### Aim
Tally the lines containing "relative" and report the number alone.
--- BEGIN Records supplied ---
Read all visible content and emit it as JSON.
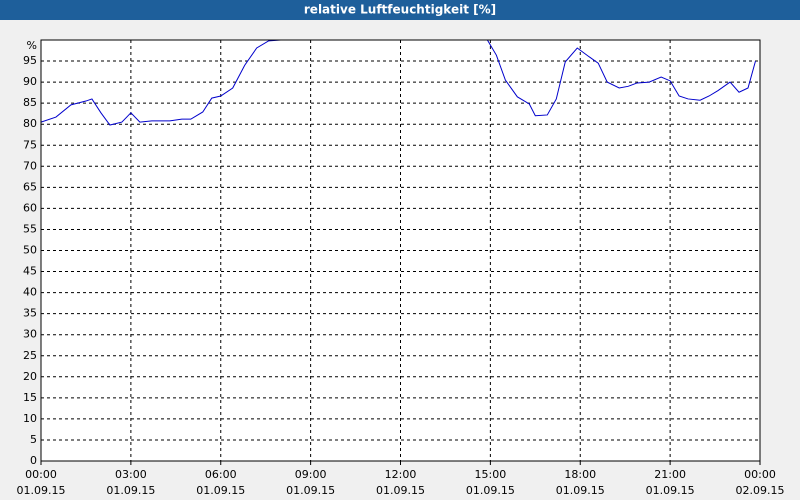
{
  "chart_data": {
    "type": "line",
    "title": "relative Luftfeuchtigkeit [%]",
    "y_label": "%",
    "x": [
      0,
      0.5,
      1,
      1.5,
      1.7,
      2,
      2.3,
      2.7,
      3,
      3.3,
      3.7,
      4.3,
      4.7,
      5,
      5.4,
      5.7,
      6,
      6.4,
      6.8,
      7.2,
      7.6,
      8,
      9,
      12,
      14.9,
      15.2,
      15.5,
      15.9,
      16.3,
      16.5,
      16.9,
      17.2,
      17.5,
      17.9,
      18.3,
      18.6,
      18.9,
      19.3,
      19.6,
      19.9,
      20.3,
      20.7,
      21,
      21.3,
      21.6,
      22,
      22.3,
      22.6,
      23,
      23.3,
      23.6,
      23.85
    ],
    "series": [
      {
        "name": "relative Luftfeuchtigkeit",
        "color": "#0000cc",
        "values": [
          80.5,
          81.7,
          84.6,
          85.5,
          86,
          82.7,
          79.8,
          80.5,
          82.7,
          80.5,
          80.8,
          80.8,
          81.2,
          81.2,
          82.9,
          86.2,
          86.7,
          88.6,
          94,
          98.1,
          99.8,
          100,
          100,
          100,
          100,
          96.4,
          90.5,
          86.5,
          84.8,
          82,
          82.2,
          86,
          94.8,
          98.1,
          96,
          94.5,
          90,
          88.6,
          89,
          89.8,
          90,
          91.2,
          90.3,
          86.7,
          86,
          85.7,
          86.7,
          88,
          90,
          87.6,
          88.6,
          95
        ]
      }
    ],
    "xlim": [
      0,
      24
    ],
    "xticks": [
      {
        "value": 0,
        "label": "00:00",
        "date": "01.09.15"
      },
      {
        "value": 3,
        "label": "03:00",
        "date": "01.09.15"
      },
      {
        "value": 6,
        "label": "06:00",
        "date": "01.09.15"
      },
      {
        "value": 9,
        "label": "09:00",
        "date": "01.09.15"
      },
      {
        "value": 12,
        "label": "12:00",
        "date": "01.09.15"
      },
      {
        "value": 15,
        "label": "15:00",
        "date": "01.09.15"
      },
      {
        "value": 18,
        "label": "18:00",
        "date": "01.09.15"
      },
      {
        "value": 21,
        "label": "21:00",
        "date": "01.09.15"
      },
      {
        "value": 24,
        "label": "00:00",
        "date": "02.09.15"
      }
    ],
    "ylim": [
      0,
      100
    ],
    "yticks": [
      0,
      5,
      10,
      15,
      20,
      25,
      30,
      35,
      40,
      45,
      50,
      55,
      60,
      65,
      70,
      75,
      80,
      85,
      90,
      95
    ],
    "grid": true
  }
}
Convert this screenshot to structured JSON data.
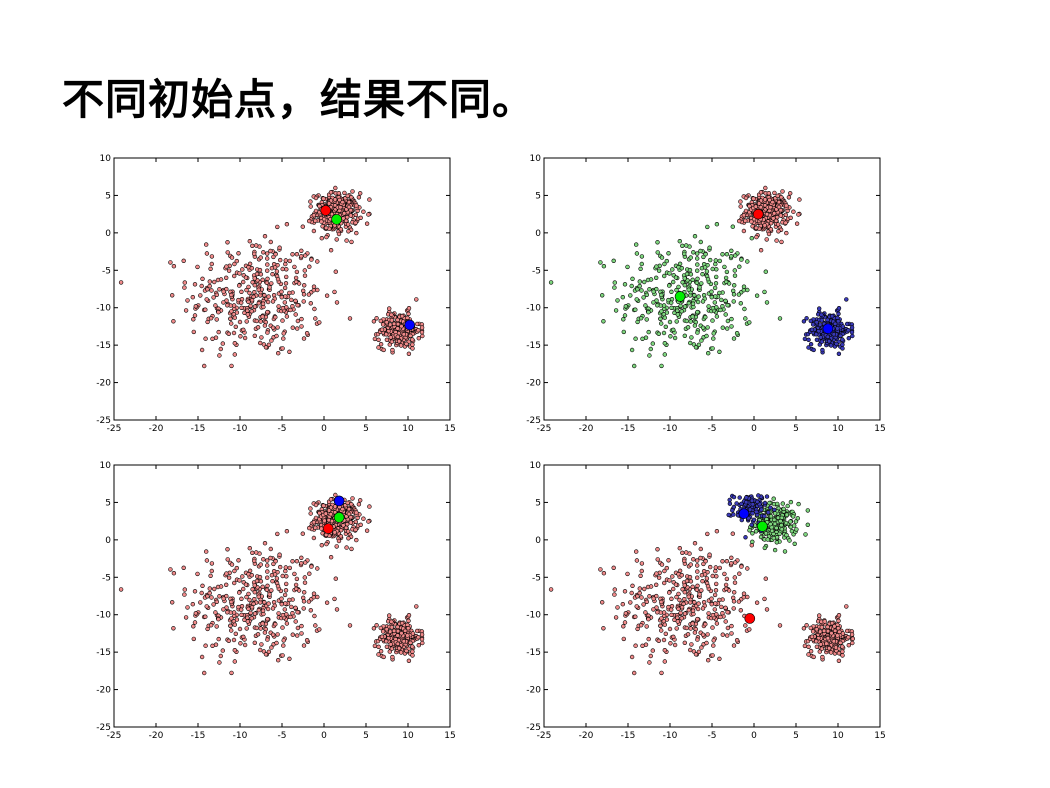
{
  "slide": {
    "title": "不同初始点，结果不同。"
  },
  "colors": {
    "red_fill": "#f08a8a",
    "red_center": "#ff0000",
    "green_fill": "#7ed67e",
    "green_center": "#00ee00",
    "blue_fill": "#3a3ab8",
    "blue_center": "#0000ff",
    "point_edge": "#000000"
  },
  "chart_data": [
    {
      "type": "scatter",
      "title": "",
      "xlabel": "",
      "ylabel": "",
      "xlim": [
        -25,
        15
      ],
      "ylim": [
        -25,
        10
      ],
      "xticks": [
        "-25",
        "-20",
        "-15",
        "-10",
        "-5",
        "0",
        "5",
        "10",
        "15"
      ],
      "yticks": [
        "10",
        "5",
        "0",
        "-5",
        "-10",
        "-15",
        "-20",
        "-25"
      ],
      "grid": false,
      "clusters": [
        {
          "cx": -8,
          "cy": -8.5,
          "spread": 4.0,
          "n": 380,
          "color": "red"
        },
        {
          "cx": 1.5,
          "cy": 2.7,
          "spread": 1.3,
          "n": 320,
          "color": "red"
        },
        {
          "cx": 9,
          "cy": -13,
          "spread": 1.2,
          "n": 260,
          "color": "red"
        }
      ],
      "centers": [
        {
          "x": 0.2,
          "y": 3.0,
          "color": "red"
        },
        {
          "x": 1.5,
          "y": 1.8,
          "color": "green"
        },
        {
          "x": 10.2,
          "y": -12.3,
          "color": "blue"
        }
      ]
    },
    {
      "type": "scatter",
      "title": "",
      "xlabel": "",
      "ylabel": "",
      "xlim": [
        -25,
        15
      ],
      "ylim": [
        -25,
        10
      ],
      "xticks": [
        "-25",
        "-20",
        "-15",
        "-10",
        "-5",
        "0",
        "5",
        "10",
        "15"
      ],
      "yticks": [
        "10",
        "5",
        "0",
        "-5",
        "-10",
        "-15",
        "-20",
        "-25"
      ],
      "grid": false,
      "clusters": [
        {
          "cx": -8,
          "cy": -8.5,
          "spread": 4.0,
          "n": 380,
          "color": "green"
        },
        {
          "cx": 1.5,
          "cy": 2.7,
          "spread": 1.3,
          "n": 320,
          "color": "red"
        },
        {
          "cx": 9,
          "cy": -13,
          "spread": 1.2,
          "n": 260,
          "color": "blue"
        }
      ],
      "centers": [
        {
          "x": 0.5,
          "y": 2.5,
          "color": "red"
        },
        {
          "x": -8.8,
          "y": -8.5,
          "color": "green"
        },
        {
          "x": 8.8,
          "y": -12.8,
          "color": "blue"
        }
      ]
    },
    {
      "type": "scatter",
      "title": "",
      "xlabel": "",
      "ylabel": "",
      "xlim": [
        -25,
        15
      ],
      "ylim": [
        -25,
        10
      ],
      "xticks": [
        "-25",
        "-20",
        "-15",
        "-10",
        "-5",
        "0",
        "5",
        "10",
        "15"
      ],
      "yticks": [
        "10",
        "5",
        "0",
        "-5",
        "-10",
        "-15",
        "-20",
        "-25"
      ],
      "grid": false,
      "clusters": [
        {
          "cx": -8,
          "cy": -8.5,
          "spread": 4.0,
          "n": 380,
          "color": "red"
        },
        {
          "cx": 1.5,
          "cy": 2.7,
          "spread": 1.3,
          "n": 320,
          "color": "red"
        },
        {
          "cx": 9,
          "cy": -13,
          "spread": 1.2,
          "n": 260,
          "color": "red"
        }
      ],
      "centers": [
        {
          "x": 0.5,
          "y": 1.5,
          "color": "red"
        },
        {
          "x": 1.8,
          "y": 3.0,
          "color": "green"
        },
        {
          "x": 1.8,
          "y": 5.2,
          "color": "blue"
        }
      ]
    },
    {
      "type": "scatter",
      "title": "",
      "xlabel": "",
      "ylabel": "",
      "xlim": [
        -25,
        15
      ],
      "ylim": [
        -25,
        10
      ],
      "xticks": [
        "-25",
        "-20",
        "-15",
        "-10",
        "-5",
        "0",
        "5",
        "10",
        "15"
      ],
      "yticks": [
        "10",
        "5",
        "0",
        "-5",
        "-10",
        "-15",
        "-20",
        "-25"
      ],
      "grid": false,
      "clusters": [
        {
          "cx": -8,
          "cy": -8.5,
          "spread": 4.0,
          "n": 380,
          "color": "red"
        },
        {
          "cx": 2.5,
          "cy": 2.2,
          "spread": 1.3,
          "n": 220,
          "color": "green"
        },
        {
          "cx": -0.5,
          "cy": 4.2,
          "spread": 1.0,
          "n": 110,
          "color": "blue"
        },
        {
          "cx": 9,
          "cy": -13,
          "spread": 1.2,
          "n": 260,
          "color": "red"
        }
      ],
      "centers": [
        {
          "x": -0.5,
          "y": -10.5,
          "color": "red"
        },
        {
          "x": 1.0,
          "y": 1.8,
          "color": "green"
        },
        {
          "x": -1.2,
          "y": 3.5,
          "color": "blue"
        }
      ]
    }
  ]
}
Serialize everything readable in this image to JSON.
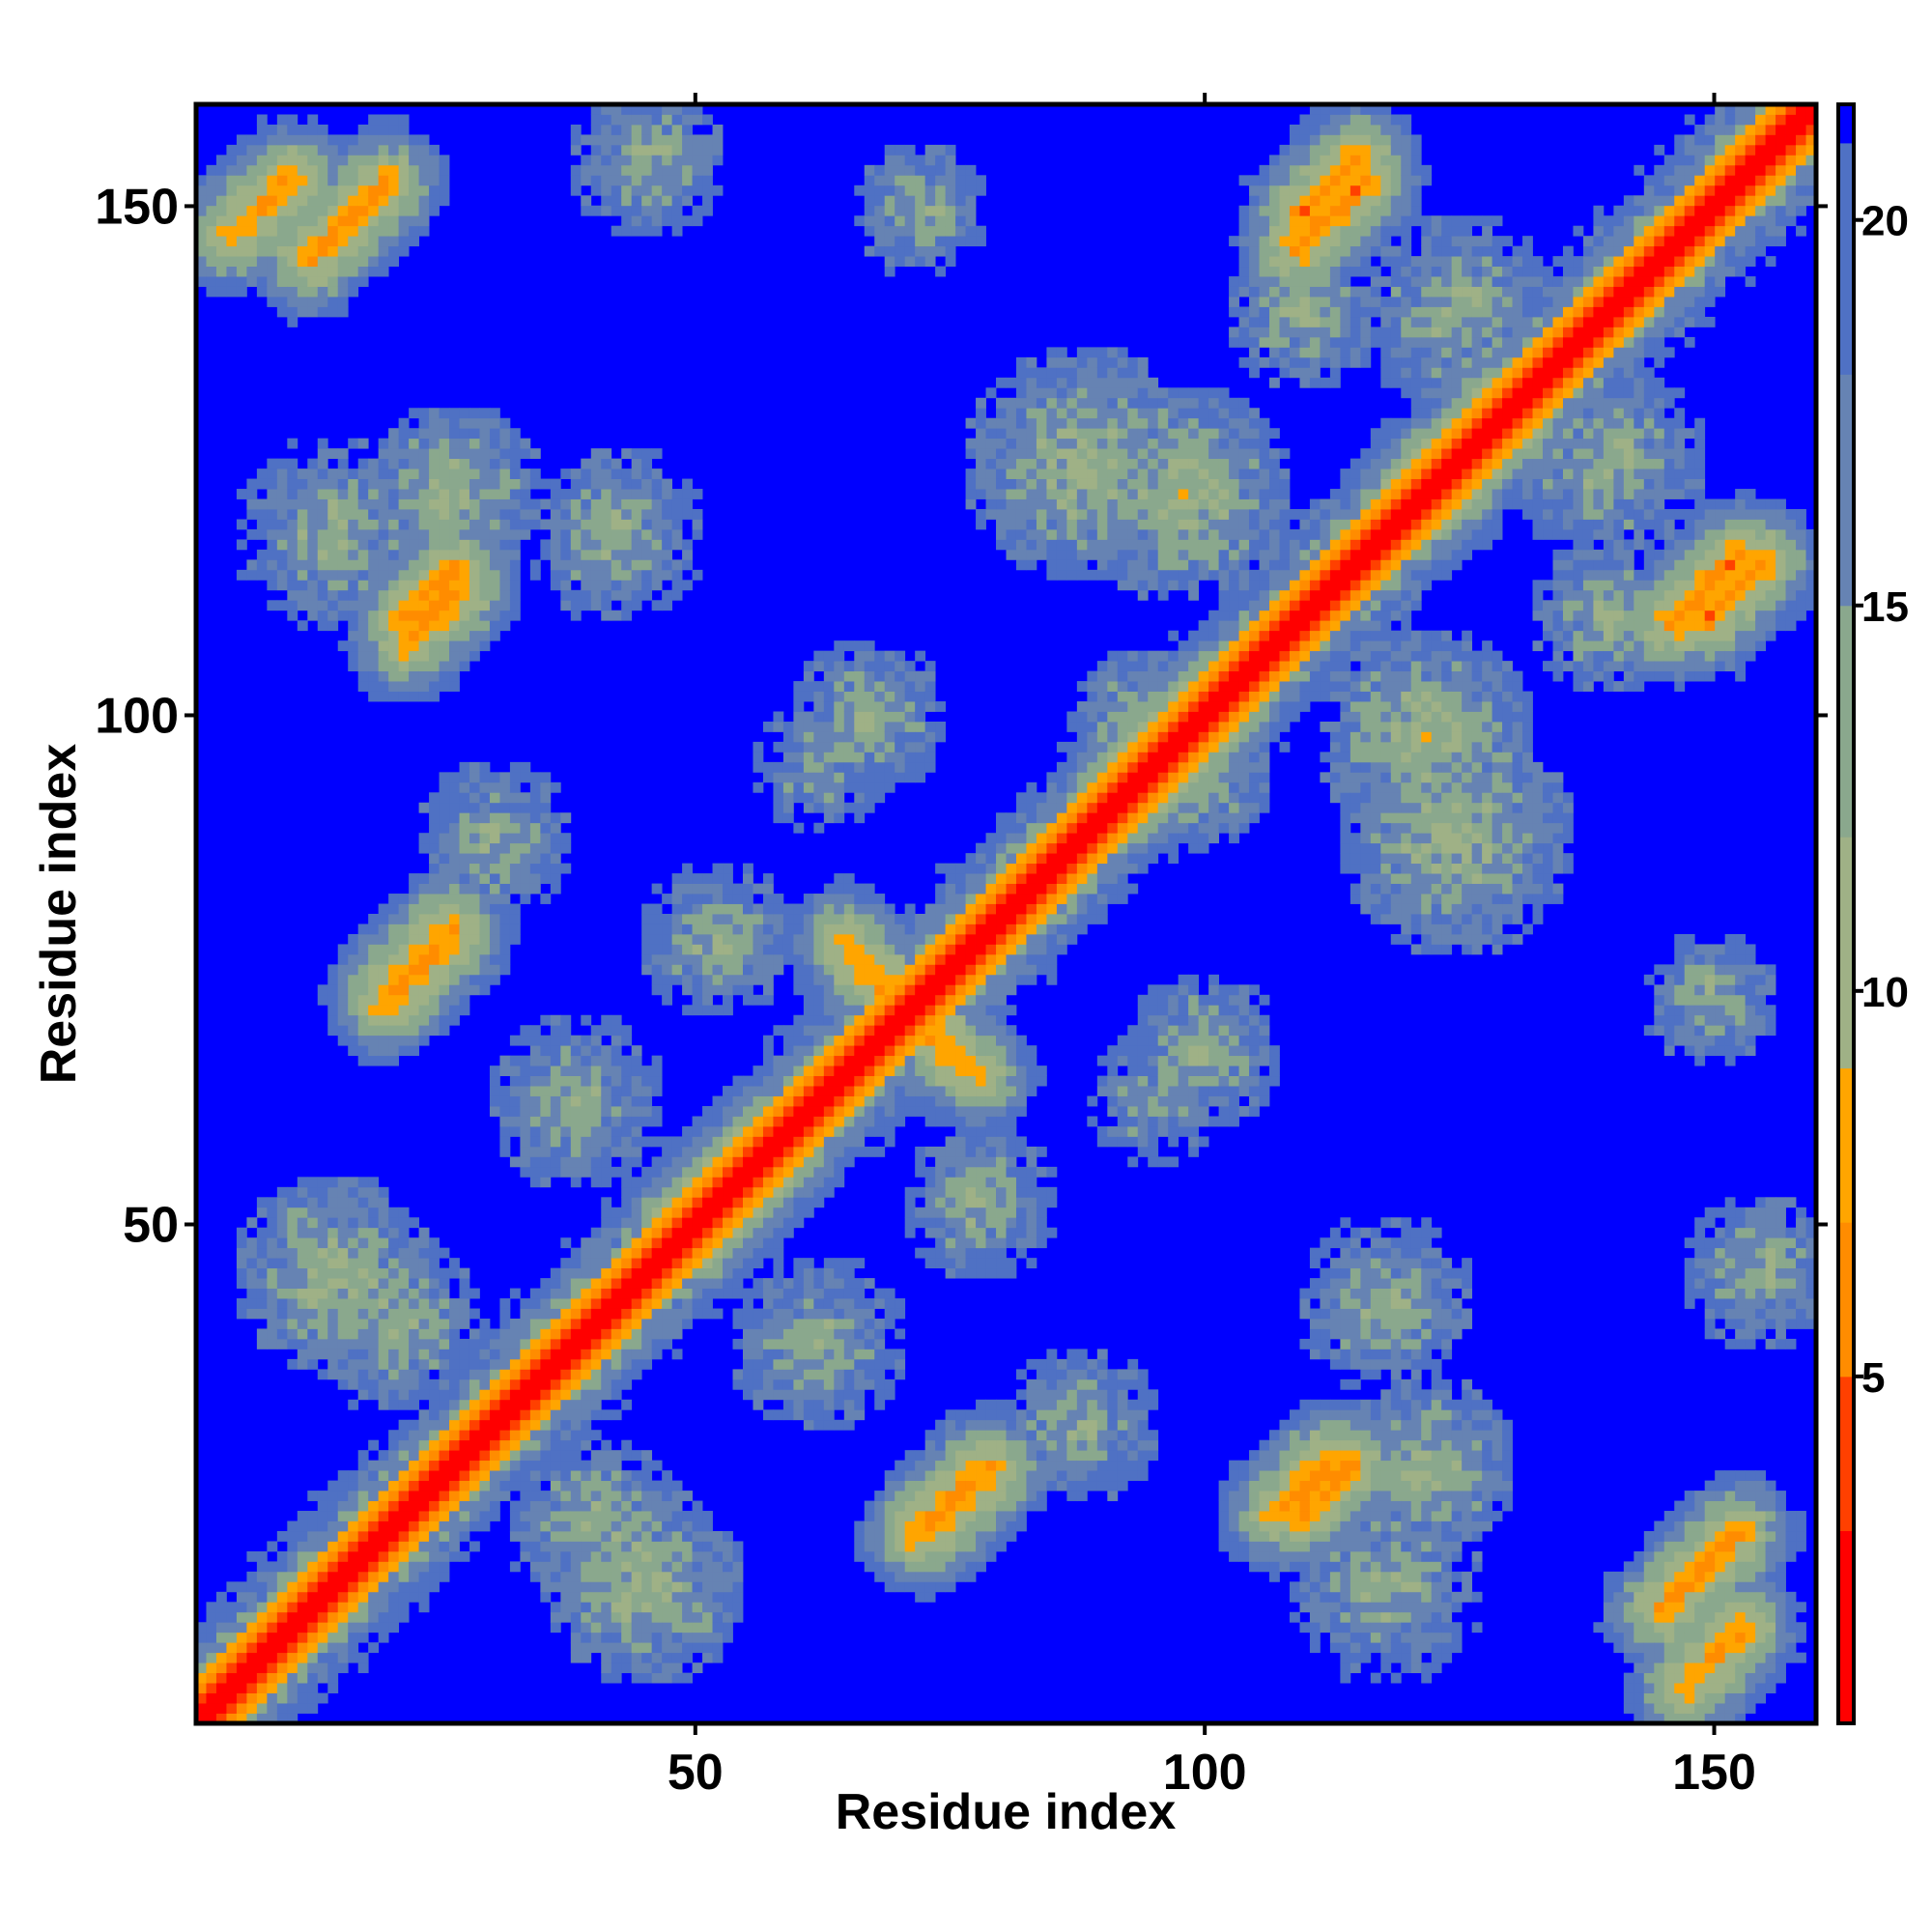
{
  "chart_data": {
    "type": "heatmap",
    "title": "",
    "xlabel": "Residue index",
    "ylabel": "Residue index",
    "n": 160,
    "xlim": [
      1,
      160
    ],
    "ylim": [
      1,
      160
    ],
    "x_ticks": [
      50,
      100,
      150
    ],
    "y_ticks": [
      50,
      100,
      150
    ],
    "x_tick_labels": [
      "50",
      "100",
      "150"
    ],
    "y_tick_labels": [
      "50",
      "100",
      "150"
    ],
    "colorbar": {
      "range": [
        0.5,
        21.5
      ],
      "ticks": [
        5,
        10,
        15,
        20
      ],
      "tick_labels": [
        "5",
        "10",
        "15",
        "20"
      ],
      "placement": "right"
    },
    "color_scale": [
      {
        "max": 3,
        "color": "#ff0000"
      },
      {
        "max": 5,
        "color": "#ff4000"
      },
      {
        "max": 7,
        "color": "#ff8c00"
      },
      {
        "max": 9,
        "color": "#ffa500"
      },
      {
        "max": 12,
        "color": "#9fb186"
      },
      {
        "max": 15,
        "color": "#8aa88d"
      },
      {
        "max": 18,
        "color": "#6683b3"
      },
      {
        "max": 21,
        "color": "#4f71c4"
      },
      {
        "max": 1000,
        "color": "#0000ff"
      }
    ],
    "contact_bands": [
      {
        "i": [
          9,
          22
        ],
        "j": [
          143,
          155
        ],
        "dir": 1,
        "d": 6
      },
      {
        "i": [
          20,
          28
        ],
        "j": [
          106,
          114
        ],
        "dir": 1,
        "d": 6
      },
      {
        "i": [
          17,
          28
        ],
        "j": [
          71,
          79
        ],
        "dir": 1,
        "d": 6
      },
      {
        "i": [
          63,
          72
        ],
        "j": [
          70,
          78
        ],
        "dir": -1,
        "d": 7
      },
      {
        "i": [
          70,
          80
        ],
        "j": [
          63,
          72
        ],
        "dir": -1,
        "d": 7
      },
      {
        "i": [
          71,
          81
        ],
        "j": [
          19,
          26
        ],
        "dir": 1,
        "d": 6
      },
      {
        "i": [
          108,
          117
        ],
        "j": [
          144,
          155
        ],
        "dir": 1,
        "d": 6
      },
      {
        "i": [
          108,
          116
        ],
        "j": [
          20,
          27
        ],
        "dir": 1,
        "d": 6
      },
      {
        "i": [
          148,
          157
        ],
        "j": [
          108,
          117
        ],
        "dir": 1,
        "d": 6
      },
      {
        "i": [
          146,
          155
        ],
        "j": [
          4,
          10
        ],
        "dir": 1,
        "d": 6
      },
      {
        "i": [
          45,
          62
        ],
        "j": [
          45,
          62
        ],
        "dir": 1,
        "d": 4
      },
      {
        "i": [
          89,
          105
        ],
        "j": [
          89,
          105
        ],
        "dir": 1,
        "d": 4
      },
      {
        "i": [
          118,
          133
        ],
        "j": [
          118,
          133
        ],
        "dir": 1,
        "d": 4
      }
    ],
    "contact_blobs": [
      {
        "x": 14,
        "y": 45,
        "r": 10,
        "d": 11
      },
      {
        "x": 26,
        "y": 122,
        "r": 9,
        "d": 11
      },
      {
        "x": 40,
        "y": 20,
        "r": 9,
        "d": 12
      },
      {
        "x": 38,
        "y": 62,
        "r": 9,
        "d": 12
      },
      {
        "x": 52,
        "y": 78,
        "r": 8,
        "d": 12
      },
      {
        "x": 62,
        "y": 95,
        "r": 7,
        "d": 13
      },
      {
        "x": 88,
        "y": 125,
        "r": 12,
        "d": 11
      },
      {
        "x": 95,
        "y": 98,
        "r": 9,
        "d": 11
      },
      {
        "x": 100,
        "y": 67,
        "r": 8,
        "d": 12
      },
      {
        "x": 122,
        "y": 98,
        "r": 11,
        "d": 11
      },
      {
        "x": 140,
        "y": 110,
        "r": 8,
        "d": 12
      },
      {
        "x": 125,
        "y": 140,
        "r": 10,
        "d": 12
      },
      {
        "x": 155,
        "y": 45,
        "r": 8,
        "d": 12
      },
      {
        "x": 118,
        "y": 42,
        "r": 9,
        "d": 12
      },
      {
        "x": 150,
        "y": 72,
        "r": 7,
        "d": 12
      },
      {
        "x": 118,
        "y": 14,
        "r": 10,
        "d": 12
      },
      {
        "x": 88,
        "y": 30,
        "r": 8,
        "d": 12
      }
    ]
  }
}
--- END Records supplied ---
### The completed task
2